PROMPT: Scan the entries below and count the lines holding the string "description". Supply only the number.

RECORDS PROVIDED:
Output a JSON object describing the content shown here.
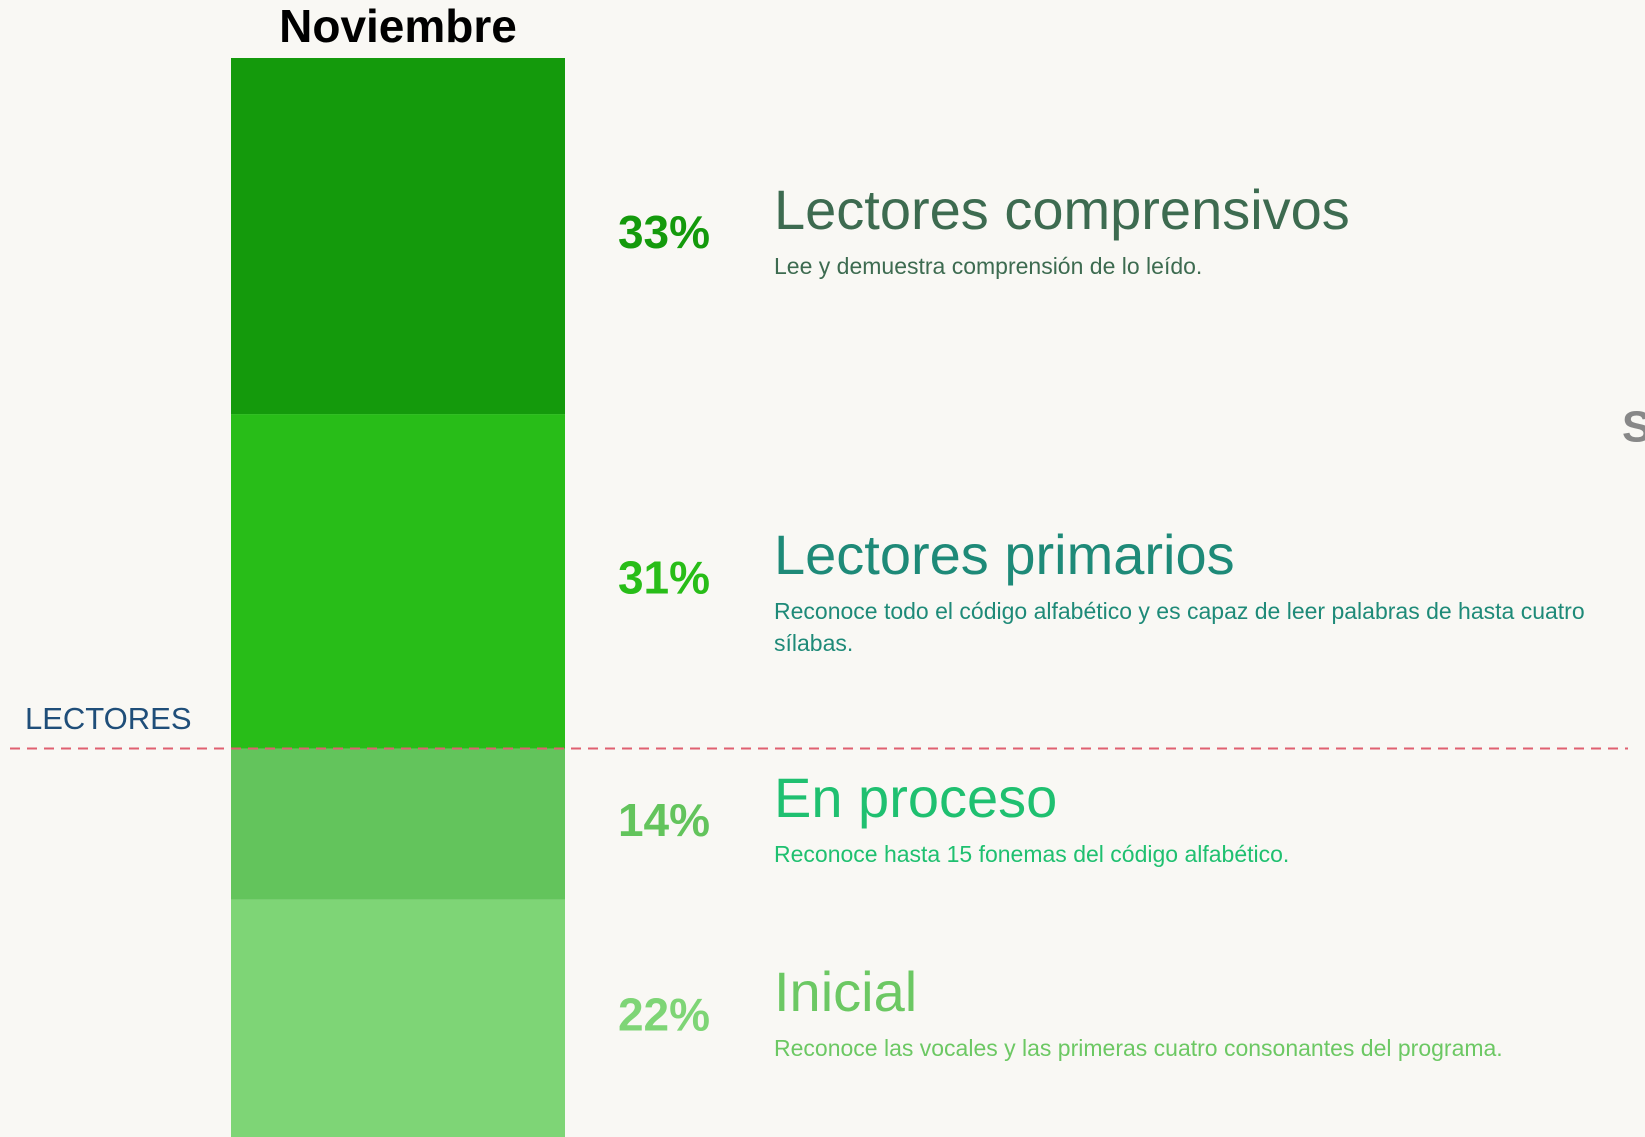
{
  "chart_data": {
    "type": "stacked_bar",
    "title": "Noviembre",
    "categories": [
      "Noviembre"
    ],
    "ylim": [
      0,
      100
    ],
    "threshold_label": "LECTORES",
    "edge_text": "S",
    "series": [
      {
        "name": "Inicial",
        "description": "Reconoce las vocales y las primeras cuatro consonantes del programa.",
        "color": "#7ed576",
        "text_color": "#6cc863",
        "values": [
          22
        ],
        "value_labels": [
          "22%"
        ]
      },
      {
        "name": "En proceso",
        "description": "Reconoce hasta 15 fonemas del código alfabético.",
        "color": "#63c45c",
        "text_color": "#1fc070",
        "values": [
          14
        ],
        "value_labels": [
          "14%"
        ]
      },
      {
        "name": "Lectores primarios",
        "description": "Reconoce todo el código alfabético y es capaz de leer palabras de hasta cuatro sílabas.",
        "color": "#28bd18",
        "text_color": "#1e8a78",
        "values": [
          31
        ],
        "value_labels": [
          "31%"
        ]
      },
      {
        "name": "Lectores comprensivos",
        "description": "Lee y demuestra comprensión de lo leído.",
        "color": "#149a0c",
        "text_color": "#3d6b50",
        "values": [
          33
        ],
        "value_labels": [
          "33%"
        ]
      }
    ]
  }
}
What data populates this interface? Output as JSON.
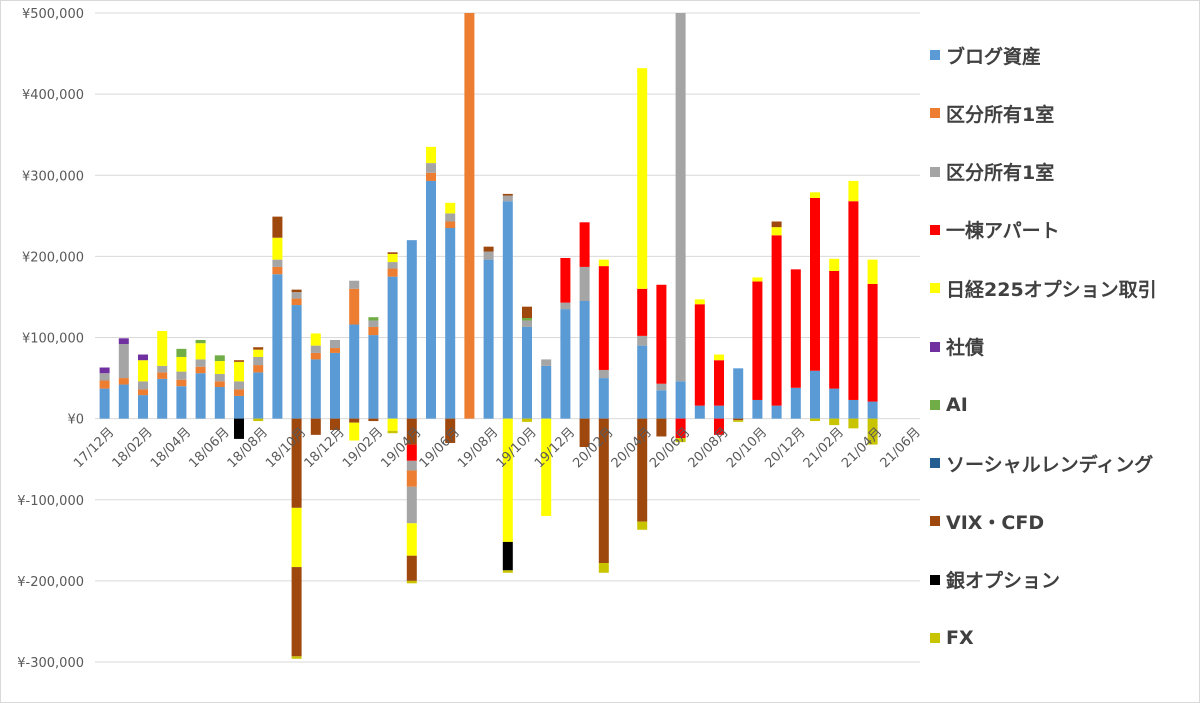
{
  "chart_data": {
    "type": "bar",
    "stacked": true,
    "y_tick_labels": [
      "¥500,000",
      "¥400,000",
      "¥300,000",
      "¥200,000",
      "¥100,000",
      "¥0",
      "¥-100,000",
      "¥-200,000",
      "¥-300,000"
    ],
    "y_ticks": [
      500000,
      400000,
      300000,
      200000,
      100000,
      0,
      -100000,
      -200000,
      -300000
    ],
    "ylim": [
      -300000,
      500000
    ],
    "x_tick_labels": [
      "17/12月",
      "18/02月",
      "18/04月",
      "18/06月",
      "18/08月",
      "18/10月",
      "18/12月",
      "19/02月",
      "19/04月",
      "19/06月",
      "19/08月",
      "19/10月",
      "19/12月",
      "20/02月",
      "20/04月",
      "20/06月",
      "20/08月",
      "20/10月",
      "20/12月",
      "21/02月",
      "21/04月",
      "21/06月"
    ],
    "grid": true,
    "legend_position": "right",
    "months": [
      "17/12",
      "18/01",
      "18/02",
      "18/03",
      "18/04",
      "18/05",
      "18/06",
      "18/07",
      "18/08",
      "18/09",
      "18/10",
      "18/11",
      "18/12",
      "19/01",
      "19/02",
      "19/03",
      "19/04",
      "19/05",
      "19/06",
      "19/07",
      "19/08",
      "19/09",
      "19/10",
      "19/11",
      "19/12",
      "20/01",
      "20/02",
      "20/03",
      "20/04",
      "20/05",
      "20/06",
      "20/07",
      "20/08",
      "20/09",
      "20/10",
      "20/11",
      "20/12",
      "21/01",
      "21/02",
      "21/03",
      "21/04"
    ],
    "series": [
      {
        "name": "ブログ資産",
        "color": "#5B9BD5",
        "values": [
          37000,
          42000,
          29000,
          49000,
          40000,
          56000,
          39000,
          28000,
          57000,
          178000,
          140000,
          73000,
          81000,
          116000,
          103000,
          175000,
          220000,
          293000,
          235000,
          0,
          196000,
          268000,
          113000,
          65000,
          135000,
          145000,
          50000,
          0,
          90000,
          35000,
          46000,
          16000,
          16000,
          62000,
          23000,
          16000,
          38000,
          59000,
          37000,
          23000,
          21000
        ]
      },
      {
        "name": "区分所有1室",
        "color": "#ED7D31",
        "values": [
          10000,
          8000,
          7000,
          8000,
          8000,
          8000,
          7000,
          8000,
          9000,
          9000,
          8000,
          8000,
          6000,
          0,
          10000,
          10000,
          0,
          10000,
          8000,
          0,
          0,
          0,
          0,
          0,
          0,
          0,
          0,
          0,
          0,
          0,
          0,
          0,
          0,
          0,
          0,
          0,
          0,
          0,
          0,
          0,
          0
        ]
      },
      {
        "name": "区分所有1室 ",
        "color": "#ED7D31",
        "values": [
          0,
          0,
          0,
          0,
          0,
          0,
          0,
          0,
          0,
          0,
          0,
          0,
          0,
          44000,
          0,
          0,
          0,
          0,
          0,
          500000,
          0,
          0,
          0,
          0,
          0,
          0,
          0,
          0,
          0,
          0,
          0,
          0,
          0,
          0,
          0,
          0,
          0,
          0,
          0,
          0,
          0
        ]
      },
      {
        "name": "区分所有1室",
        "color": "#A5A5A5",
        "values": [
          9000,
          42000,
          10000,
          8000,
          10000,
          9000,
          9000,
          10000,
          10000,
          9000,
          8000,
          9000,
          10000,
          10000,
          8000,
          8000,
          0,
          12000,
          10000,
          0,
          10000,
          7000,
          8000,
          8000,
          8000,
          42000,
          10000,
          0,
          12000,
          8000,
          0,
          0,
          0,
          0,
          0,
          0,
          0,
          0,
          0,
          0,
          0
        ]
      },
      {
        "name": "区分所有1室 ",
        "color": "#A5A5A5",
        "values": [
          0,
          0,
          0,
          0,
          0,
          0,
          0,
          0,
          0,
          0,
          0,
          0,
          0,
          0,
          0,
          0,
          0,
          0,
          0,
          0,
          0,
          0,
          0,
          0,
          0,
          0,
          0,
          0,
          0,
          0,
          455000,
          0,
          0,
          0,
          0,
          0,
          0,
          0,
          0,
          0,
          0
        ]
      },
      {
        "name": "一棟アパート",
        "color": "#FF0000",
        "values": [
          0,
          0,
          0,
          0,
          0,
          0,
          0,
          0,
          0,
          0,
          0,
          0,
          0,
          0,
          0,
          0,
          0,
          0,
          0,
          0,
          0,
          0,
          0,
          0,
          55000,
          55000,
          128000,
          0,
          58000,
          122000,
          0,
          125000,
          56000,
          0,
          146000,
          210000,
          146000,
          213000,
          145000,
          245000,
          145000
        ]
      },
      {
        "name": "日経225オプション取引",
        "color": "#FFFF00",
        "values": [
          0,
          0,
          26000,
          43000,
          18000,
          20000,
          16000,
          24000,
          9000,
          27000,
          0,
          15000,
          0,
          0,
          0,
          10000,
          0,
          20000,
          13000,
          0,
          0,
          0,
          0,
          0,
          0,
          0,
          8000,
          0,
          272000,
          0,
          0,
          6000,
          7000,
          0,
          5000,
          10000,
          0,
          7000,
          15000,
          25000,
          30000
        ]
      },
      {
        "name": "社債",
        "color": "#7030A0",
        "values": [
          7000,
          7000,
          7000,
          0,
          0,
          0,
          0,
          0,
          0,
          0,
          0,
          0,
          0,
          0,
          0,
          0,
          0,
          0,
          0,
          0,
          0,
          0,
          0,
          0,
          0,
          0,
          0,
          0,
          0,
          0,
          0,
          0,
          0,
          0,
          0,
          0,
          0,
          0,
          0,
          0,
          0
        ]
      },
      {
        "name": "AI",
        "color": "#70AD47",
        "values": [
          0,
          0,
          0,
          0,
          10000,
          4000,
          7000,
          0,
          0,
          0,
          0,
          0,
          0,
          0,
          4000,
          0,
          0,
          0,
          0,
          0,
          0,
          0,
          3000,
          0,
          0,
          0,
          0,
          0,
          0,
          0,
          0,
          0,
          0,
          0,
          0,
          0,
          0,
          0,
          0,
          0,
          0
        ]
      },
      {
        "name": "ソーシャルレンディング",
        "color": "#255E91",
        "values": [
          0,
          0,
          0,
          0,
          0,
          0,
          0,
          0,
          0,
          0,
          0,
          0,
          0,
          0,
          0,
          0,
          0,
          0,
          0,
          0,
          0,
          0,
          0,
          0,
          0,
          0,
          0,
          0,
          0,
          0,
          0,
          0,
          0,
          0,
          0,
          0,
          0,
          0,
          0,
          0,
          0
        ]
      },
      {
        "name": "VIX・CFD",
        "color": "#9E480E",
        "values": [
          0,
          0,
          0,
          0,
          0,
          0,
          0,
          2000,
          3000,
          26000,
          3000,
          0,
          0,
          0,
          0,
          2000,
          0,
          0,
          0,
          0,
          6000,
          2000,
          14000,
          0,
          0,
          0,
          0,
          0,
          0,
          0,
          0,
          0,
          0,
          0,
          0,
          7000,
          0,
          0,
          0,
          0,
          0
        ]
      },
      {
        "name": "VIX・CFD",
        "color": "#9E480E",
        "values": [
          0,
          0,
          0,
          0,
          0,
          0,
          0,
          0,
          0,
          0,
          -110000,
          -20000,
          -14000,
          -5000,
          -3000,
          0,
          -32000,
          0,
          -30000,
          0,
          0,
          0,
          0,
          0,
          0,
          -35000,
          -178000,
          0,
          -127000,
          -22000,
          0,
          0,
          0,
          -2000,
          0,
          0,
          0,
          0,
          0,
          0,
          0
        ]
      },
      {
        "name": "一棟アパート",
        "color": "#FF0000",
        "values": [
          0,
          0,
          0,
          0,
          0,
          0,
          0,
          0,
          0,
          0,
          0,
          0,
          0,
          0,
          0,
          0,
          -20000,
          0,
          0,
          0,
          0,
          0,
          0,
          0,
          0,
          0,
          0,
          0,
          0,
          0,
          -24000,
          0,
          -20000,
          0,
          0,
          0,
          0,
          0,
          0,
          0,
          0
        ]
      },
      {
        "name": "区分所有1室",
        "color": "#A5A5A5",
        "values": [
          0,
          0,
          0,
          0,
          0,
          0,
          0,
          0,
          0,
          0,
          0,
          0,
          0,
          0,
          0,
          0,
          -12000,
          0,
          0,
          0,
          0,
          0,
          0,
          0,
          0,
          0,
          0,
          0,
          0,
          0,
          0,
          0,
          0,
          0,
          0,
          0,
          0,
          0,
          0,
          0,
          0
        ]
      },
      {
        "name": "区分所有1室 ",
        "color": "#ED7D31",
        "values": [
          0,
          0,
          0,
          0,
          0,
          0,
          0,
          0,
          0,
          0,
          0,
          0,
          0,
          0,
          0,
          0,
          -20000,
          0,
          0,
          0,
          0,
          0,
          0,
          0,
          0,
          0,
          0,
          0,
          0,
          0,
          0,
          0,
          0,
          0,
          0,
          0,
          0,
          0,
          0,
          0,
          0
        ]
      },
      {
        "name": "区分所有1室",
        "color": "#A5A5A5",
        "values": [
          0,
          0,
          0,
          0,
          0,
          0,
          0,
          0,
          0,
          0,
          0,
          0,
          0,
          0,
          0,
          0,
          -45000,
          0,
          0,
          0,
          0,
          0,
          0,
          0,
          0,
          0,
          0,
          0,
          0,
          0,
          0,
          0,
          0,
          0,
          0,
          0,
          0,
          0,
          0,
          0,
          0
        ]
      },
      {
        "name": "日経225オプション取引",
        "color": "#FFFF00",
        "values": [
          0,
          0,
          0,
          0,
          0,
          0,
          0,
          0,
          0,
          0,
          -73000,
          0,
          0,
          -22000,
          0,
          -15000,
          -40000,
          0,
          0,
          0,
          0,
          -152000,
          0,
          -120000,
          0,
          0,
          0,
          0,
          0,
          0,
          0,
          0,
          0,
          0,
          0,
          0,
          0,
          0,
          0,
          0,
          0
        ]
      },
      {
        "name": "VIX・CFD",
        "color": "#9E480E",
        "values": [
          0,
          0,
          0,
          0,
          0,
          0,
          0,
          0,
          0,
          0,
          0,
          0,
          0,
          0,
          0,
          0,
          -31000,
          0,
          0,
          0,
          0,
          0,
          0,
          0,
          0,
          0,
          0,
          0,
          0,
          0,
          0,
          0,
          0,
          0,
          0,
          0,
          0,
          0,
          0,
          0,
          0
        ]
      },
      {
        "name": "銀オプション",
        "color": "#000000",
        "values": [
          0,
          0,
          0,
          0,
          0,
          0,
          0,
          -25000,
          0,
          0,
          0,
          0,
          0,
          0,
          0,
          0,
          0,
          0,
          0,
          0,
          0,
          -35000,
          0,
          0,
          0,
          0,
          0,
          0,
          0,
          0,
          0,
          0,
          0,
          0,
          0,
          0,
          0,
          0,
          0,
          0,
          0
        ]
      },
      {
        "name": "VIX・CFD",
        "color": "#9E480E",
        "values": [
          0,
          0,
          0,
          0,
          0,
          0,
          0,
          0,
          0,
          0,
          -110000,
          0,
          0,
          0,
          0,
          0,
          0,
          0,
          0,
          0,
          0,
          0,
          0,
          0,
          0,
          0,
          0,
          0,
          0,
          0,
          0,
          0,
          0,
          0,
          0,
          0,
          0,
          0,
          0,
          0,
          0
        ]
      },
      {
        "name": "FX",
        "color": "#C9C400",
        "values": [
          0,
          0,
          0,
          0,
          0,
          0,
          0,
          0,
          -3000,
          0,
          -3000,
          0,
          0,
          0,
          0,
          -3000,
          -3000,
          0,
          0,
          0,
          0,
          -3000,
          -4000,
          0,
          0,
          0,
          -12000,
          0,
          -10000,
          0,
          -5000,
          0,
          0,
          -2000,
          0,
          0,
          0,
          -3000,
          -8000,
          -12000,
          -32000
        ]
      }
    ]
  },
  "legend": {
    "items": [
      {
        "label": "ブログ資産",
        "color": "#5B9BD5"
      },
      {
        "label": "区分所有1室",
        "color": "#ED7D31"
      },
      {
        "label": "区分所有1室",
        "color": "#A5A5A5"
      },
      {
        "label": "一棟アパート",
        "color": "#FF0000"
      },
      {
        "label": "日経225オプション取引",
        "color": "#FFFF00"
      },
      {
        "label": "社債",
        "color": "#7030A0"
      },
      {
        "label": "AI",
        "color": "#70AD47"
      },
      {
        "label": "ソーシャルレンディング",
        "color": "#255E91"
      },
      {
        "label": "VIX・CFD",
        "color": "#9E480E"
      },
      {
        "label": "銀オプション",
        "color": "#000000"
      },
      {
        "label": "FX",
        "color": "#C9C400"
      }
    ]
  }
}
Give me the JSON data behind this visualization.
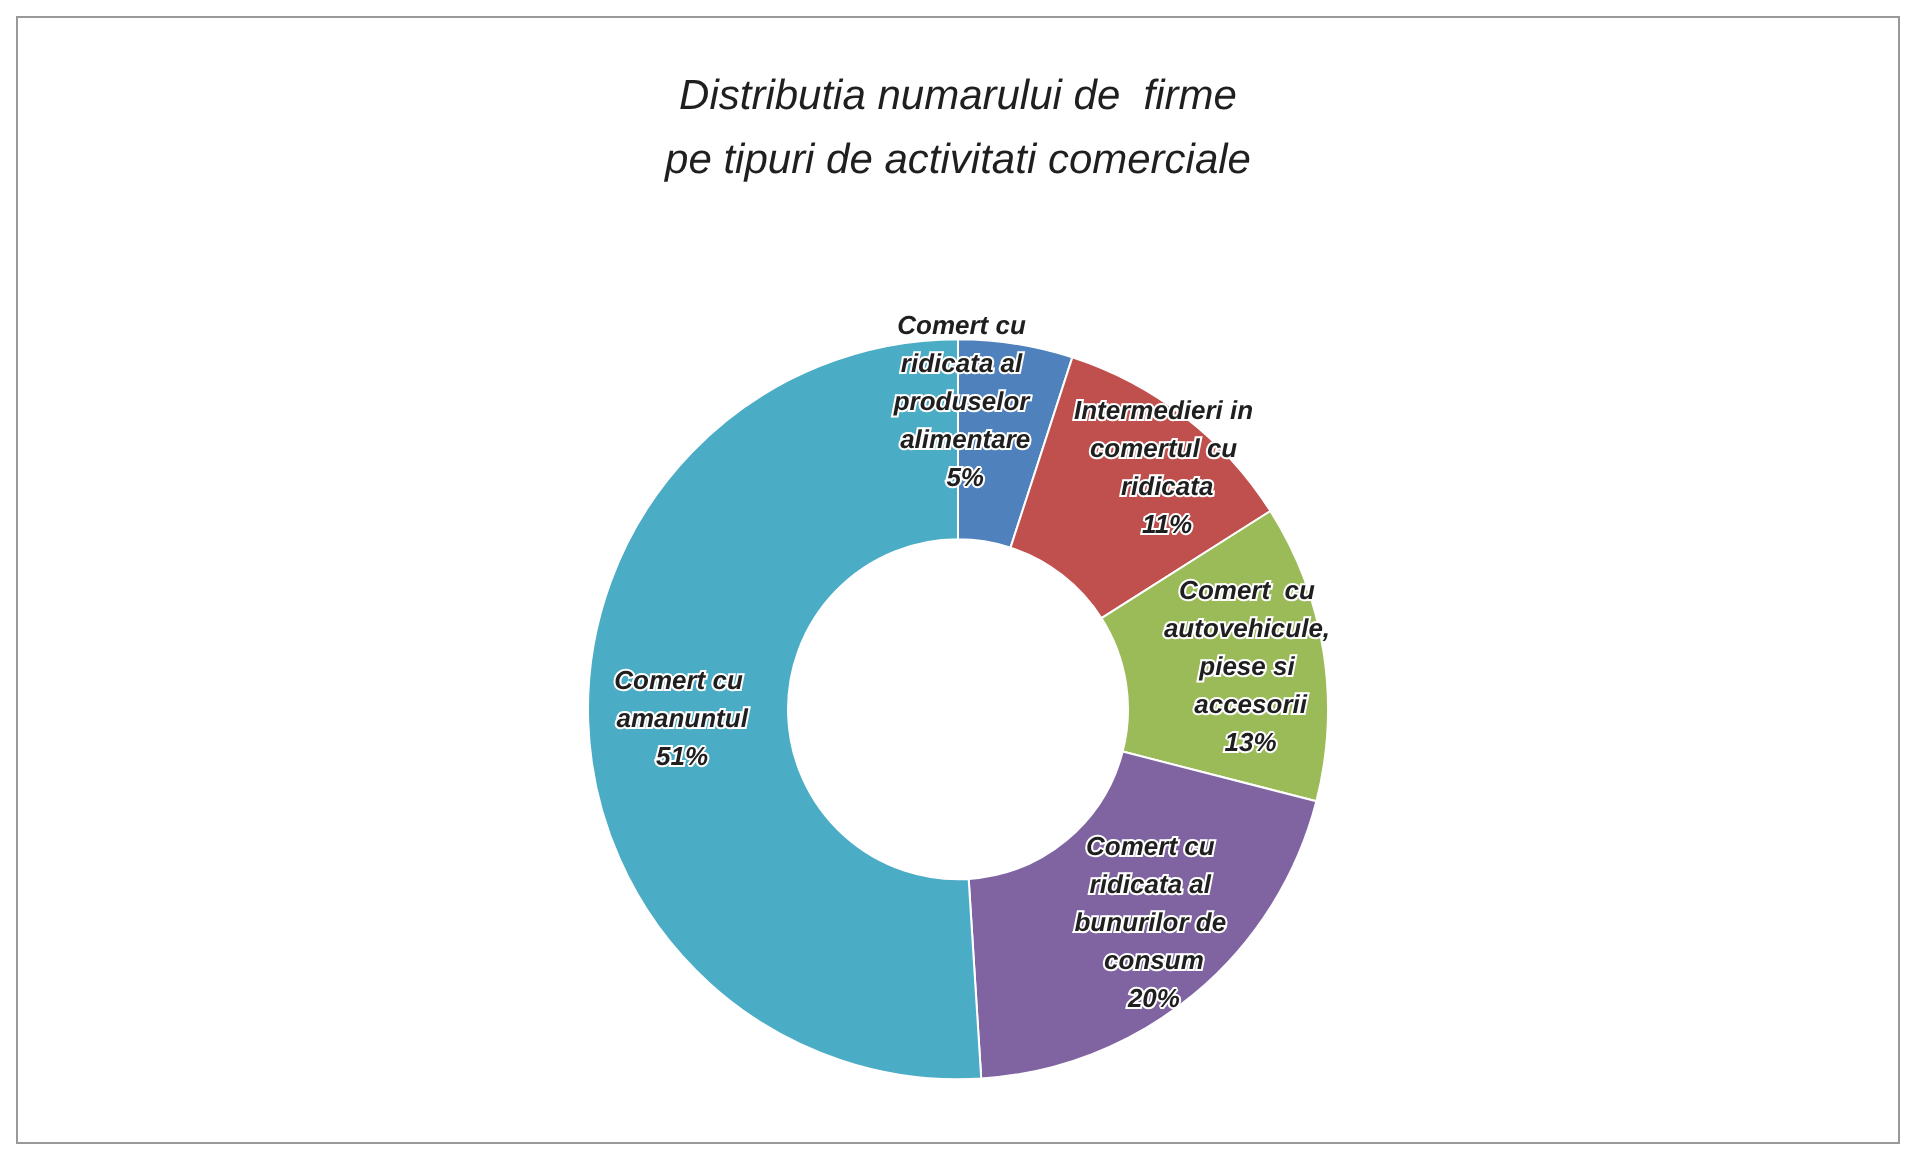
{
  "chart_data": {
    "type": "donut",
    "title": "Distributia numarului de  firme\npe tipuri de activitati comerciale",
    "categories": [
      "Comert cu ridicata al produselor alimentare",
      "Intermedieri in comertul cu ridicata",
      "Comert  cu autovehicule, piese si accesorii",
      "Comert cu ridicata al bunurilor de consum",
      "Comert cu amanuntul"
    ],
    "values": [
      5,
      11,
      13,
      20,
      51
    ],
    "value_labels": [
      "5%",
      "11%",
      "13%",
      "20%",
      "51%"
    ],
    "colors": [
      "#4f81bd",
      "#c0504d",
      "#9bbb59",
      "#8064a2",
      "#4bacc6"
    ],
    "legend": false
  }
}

FINAL ANSWER: 4